* **WHAT IS NEEDED**: Give back every line of the data below word for word, changing nothing.

□ □ □ □

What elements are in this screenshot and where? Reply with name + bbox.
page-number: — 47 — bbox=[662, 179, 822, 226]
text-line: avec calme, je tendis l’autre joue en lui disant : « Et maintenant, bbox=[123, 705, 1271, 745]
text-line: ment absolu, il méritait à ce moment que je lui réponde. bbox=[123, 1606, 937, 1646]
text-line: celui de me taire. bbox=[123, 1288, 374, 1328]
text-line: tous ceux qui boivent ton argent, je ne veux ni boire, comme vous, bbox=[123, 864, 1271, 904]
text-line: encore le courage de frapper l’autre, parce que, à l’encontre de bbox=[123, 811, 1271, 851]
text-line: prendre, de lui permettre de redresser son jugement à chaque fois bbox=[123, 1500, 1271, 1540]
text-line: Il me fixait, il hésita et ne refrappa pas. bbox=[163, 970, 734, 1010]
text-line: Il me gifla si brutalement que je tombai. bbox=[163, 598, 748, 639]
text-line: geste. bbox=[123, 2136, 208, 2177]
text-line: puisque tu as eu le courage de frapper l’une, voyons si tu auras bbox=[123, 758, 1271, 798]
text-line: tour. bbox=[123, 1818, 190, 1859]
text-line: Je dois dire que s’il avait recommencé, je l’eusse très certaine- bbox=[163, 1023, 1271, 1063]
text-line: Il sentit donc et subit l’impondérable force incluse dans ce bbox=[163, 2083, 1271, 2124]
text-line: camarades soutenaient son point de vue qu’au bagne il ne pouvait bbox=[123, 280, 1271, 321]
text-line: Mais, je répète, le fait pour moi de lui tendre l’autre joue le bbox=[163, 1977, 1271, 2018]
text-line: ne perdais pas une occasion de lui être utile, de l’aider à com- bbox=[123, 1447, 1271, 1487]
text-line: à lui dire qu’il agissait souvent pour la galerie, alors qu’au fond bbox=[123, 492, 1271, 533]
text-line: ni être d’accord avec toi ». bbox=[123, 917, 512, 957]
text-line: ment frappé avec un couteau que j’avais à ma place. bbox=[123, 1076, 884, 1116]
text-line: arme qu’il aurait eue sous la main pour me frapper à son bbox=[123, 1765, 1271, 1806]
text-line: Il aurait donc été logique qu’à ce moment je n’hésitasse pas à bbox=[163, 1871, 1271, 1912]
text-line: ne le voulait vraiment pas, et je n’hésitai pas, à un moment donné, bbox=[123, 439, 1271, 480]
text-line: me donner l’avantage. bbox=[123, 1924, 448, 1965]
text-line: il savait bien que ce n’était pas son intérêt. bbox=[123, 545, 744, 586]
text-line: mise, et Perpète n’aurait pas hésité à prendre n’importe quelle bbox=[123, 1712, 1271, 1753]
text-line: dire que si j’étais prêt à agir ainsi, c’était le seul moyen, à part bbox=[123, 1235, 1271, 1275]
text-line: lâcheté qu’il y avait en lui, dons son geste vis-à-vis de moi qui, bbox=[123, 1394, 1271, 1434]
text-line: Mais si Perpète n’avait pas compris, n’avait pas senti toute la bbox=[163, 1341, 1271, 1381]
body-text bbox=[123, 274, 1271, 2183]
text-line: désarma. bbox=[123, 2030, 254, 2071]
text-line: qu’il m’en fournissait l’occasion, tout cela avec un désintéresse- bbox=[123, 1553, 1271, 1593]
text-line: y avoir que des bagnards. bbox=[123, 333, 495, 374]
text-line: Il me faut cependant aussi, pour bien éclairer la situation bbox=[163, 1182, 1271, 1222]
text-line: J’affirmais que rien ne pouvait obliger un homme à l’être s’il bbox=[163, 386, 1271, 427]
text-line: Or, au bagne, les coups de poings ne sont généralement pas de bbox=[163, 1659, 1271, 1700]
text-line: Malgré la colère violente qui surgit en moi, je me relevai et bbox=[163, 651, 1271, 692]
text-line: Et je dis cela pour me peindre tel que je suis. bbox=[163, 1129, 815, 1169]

□ □ □ □

* **THE RESPONSE**:
What elements are in this screenshot and where? Reply with name + bbox.
page-number: — 47 — bbox=[662, 179, 822, 226]
text-line: avec calme, je tendis l’autre joue en lui disant : « Et maintenant, bbox=[123, 705, 1271, 745]
text-line: ment absolu, il méritait à ce moment que je lui réponde. bbox=[123, 1606, 937, 1646]
text-line: celui de me taire. bbox=[123, 1288, 374, 1328]
text-line: tous ceux qui boivent ton argent, je ne veux ni boire, comme vous, bbox=[123, 864, 1271, 904]
text-line: encore le courage de frapper l’autre, parce que, à l’encontre de bbox=[123, 811, 1271, 851]
text-line: prendre, de lui permettre de redresser son jugement à chaque fois bbox=[123, 1500, 1271, 1540]
text-line: Il me fixait, il hésita et ne refrappa pas. bbox=[163, 970, 734, 1010]
text-line: Il me gifla si brutalement que je tombai. bbox=[163, 598, 748, 639]
text-line: geste. bbox=[123, 2136, 208, 2177]
text-line: puisque tu as eu le courage de frapper l’une, voyons si tu auras bbox=[123, 758, 1271, 798]
text-line: tour. bbox=[123, 1818, 190, 1859]
text-line: Je dois dire que s’il avait recommencé, je l’eusse très certaine- bbox=[163, 1023, 1271, 1063]
text-line: Il sentit donc et subit l’impondérable force incluse dans ce bbox=[163, 2083, 1271, 2124]
text-line: camarades soutenaient son point de vue qu’au bagne il ne pouvait bbox=[123, 280, 1271, 321]
text-line: Mais, je répète, le fait pour moi de lui tendre l’autre joue le bbox=[163, 1977, 1271, 2018]
text-line: ne perdais pas une occasion de lui être utile, de l’aider à com- bbox=[123, 1447, 1271, 1487]
text-line: à lui dire qu’il agissait souvent pour la galerie, alors qu’au fond bbox=[123, 492, 1271, 533]
text-line: ni être d’accord avec toi ». bbox=[123, 917, 512, 957]
text-line: ment frappé avec un couteau que j’avais à ma place. bbox=[123, 1076, 884, 1116]
text-line: arme qu’il aurait eue sous la main pour me frapper à son bbox=[123, 1765, 1271, 1806]
text-line: Il aurait donc été logique qu’à ce moment je n’hésitasse pas à bbox=[163, 1871, 1271, 1912]
text-line: ne le voulait vraiment pas, et je n’hésitai pas, à un moment donné, bbox=[123, 439, 1271, 480]
text-line: me donner l’avantage. bbox=[123, 1924, 448, 1965]
text-line: il savait bien que ce n’était pas son intérêt. bbox=[123, 545, 744, 586]
text-line: mise, et Perpète n’aurait pas hésité à prendre n’importe quelle bbox=[123, 1712, 1271, 1753]
text-line: dire que si j’étais prêt à agir ainsi, c’était le seul moyen, à part bbox=[123, 1235, 1271, 1275]
text-line: lâcheté qu’il y avait en lui, dons son geste vis-à-vis de moi qui, bbox=[123, 1394, 1271, 1434]
text-line: Mais si Perpète n’avait pas compris, n’avait pas senti toute la bbox=[163, 1341, 1271, 1381]
body-text bbox=[123, 274, 1271, 2183]
text-line: désarma. bbox=[123, 2030, 254, 2071]
text-line: qu’il m’en fournissait l’occasion, tout cela avec un désintéresse- bbox=[123, 1553, 1271, 1593]
text-line: y avoir que des bagnards. bbox=[123, 333, 495, 374]
text-line: Il me faut cependant aussi, pour bien éclairer la situation bbox=[163, 1182, 1271, 1222]
text-line: J’affirmais que rien ne pouvait obliger un homme à l’être s’il bbox=[163, 386, 1271, 427]
text-line: Or, au bagne, les coups de poings ne sont généralement pas de bbox=[163, 1659, 1271, 1700]
text-line: Malgré la colère violente qui surgit en moi, je me relevai et bbox=[163, 651, 1271, 692]
text-line: Et je dis cela pour me peindre tel que je suis. bbox=[163, 1129, 815, 1169]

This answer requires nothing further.